THE TASK:
Provide the records once more, identical to the original.

Start of SUPPLIED ENTRIES

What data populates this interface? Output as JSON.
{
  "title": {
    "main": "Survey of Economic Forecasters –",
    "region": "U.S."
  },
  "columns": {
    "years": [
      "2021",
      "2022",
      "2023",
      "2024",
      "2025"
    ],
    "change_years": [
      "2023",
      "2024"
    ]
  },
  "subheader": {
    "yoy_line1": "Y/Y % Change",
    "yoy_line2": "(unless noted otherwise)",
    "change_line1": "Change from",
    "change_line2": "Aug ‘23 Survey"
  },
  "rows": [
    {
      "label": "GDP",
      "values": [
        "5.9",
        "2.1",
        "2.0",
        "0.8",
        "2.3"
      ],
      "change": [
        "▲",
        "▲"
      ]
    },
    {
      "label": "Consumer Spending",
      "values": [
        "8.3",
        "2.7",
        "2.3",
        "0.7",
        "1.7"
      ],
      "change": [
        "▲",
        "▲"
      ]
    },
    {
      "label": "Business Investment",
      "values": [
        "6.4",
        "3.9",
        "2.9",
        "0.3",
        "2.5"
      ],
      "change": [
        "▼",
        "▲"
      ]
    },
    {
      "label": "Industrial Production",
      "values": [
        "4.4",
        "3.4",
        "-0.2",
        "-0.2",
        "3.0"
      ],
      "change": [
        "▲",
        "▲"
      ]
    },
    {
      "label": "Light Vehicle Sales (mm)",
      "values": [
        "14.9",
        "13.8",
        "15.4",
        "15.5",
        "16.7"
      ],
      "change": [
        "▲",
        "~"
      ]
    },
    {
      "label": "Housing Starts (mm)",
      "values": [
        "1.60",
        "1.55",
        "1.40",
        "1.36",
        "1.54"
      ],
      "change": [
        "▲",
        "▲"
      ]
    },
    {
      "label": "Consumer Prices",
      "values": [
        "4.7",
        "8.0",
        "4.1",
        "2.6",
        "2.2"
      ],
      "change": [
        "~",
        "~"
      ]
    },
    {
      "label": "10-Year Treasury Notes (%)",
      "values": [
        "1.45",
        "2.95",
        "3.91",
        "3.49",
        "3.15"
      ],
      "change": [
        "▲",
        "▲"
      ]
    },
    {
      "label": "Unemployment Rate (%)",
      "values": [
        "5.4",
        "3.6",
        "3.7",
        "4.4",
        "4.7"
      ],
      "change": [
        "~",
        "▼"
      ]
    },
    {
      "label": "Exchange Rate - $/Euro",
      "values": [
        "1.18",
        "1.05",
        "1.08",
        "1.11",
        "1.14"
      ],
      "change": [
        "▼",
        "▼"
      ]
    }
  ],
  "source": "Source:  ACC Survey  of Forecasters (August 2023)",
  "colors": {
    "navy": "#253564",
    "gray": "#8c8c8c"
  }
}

End of SUPPLIED ENTRIES

TASK RESPONSE:
What data populates this interface? Output as JSON.
{
  "title": {
    "main": "Survey of Economic Forecasters –",
    "region": "U.S."
  },
  "columns": {
    "years": [
      "2021",
      "2022",
      "2023",
      "2024",
      "2025"
    ],
    "change_years": [
      "2023",
      "2024"
    ]
  },
  "subheader": {
    "yoy_line1": "Y/Y % Change",
    "yoy_line2": "(unless noted otherwise)",
    "change_line1": "Change from",
    "change_line2": "Aug ‘23 Survey"
  },
  "rows": [
    {
      "label": "GDP",
      "values": [
        "5.9",
        "2.1",
        "2.0",
        "0.8",
        "2.3"
      ],
      "change": [
        "▲",
        "▲"
      ]
    },
    {
      "label": "Consumer Spending",
      "values": [
        "8.3",
        "2.7",
        "2.3",
        "0.7",
        "1.7"
      ],
      "change": [
        "▲",
        "▲"
      ]
    },
    {
      "label": "Business Investment",
      "values": [
        "6.4",
        "3.9",
        "2.9",
        "0.3",
        "2.5"
      ],
      "change": [
        "▼",
        "▲"
      ]
    },
    {
      "label": "Industrial Production",
      "values": [
        "4.4",
        "3.4",
        "-0.2",
        "-0.2",
        "3.0"
      ],
      "change": [
        "▲",
        "▲"
      ]
    },
    {
      "label": "Light Vehicle Sales (mm)",
      "values": [
        "14.9",
        "13.8",
        "15.4",
        "15.5",
        "16.7"
      ],
      "change": [
        "▲",
        "~"
      ]
    },
    {
      "label": "Housing Starts (mm)",
      "values": [
        "1.60",
        "1.55",
        "1.40",
        "1.36",
        "1.54"
      ],
      "change": [
        "▲",
        "▲"
      ]
    },
    {
      "label": "Consumer Prices",
      "values": [
        "4.7",
        "8.0",
        "4.1",
        "2.6",
        "2.2"
      ],
      "change": [
        "~",
        "~"
      ]
    },
    {
      "label": "10-Year Treasury Notes (%)",
      "values": [
        "1.45",
        "2.95",
        "3.91",
        "3.49",
        "3.15"
      ],
      "change": [
        "▲",
        "▲"
      ]
    },
    {
      "label": "Unemployment Rate (%)",
      "values": [
        "5.4",
        "3.6",
        "3.7",
        "4.4",
        "4.7"
      ],
      "change": [
        "~",
        "▼"
      ]
    },
    {
      "label": "Exchange Rate - $/Euro",
      "values": [
        "1.18",
        "1.05",
        "1.08",
        "1.11",
        "1.14"
      ],
      "change": [
        "▼",
        "▼"
      ]
    }
  ],
  "source": "Source:  ACC Survey  of Forecasters (August 2023)",
  "colors": {
    "navy": "#253564",
    "gray": "#8c8c8c"
  }
}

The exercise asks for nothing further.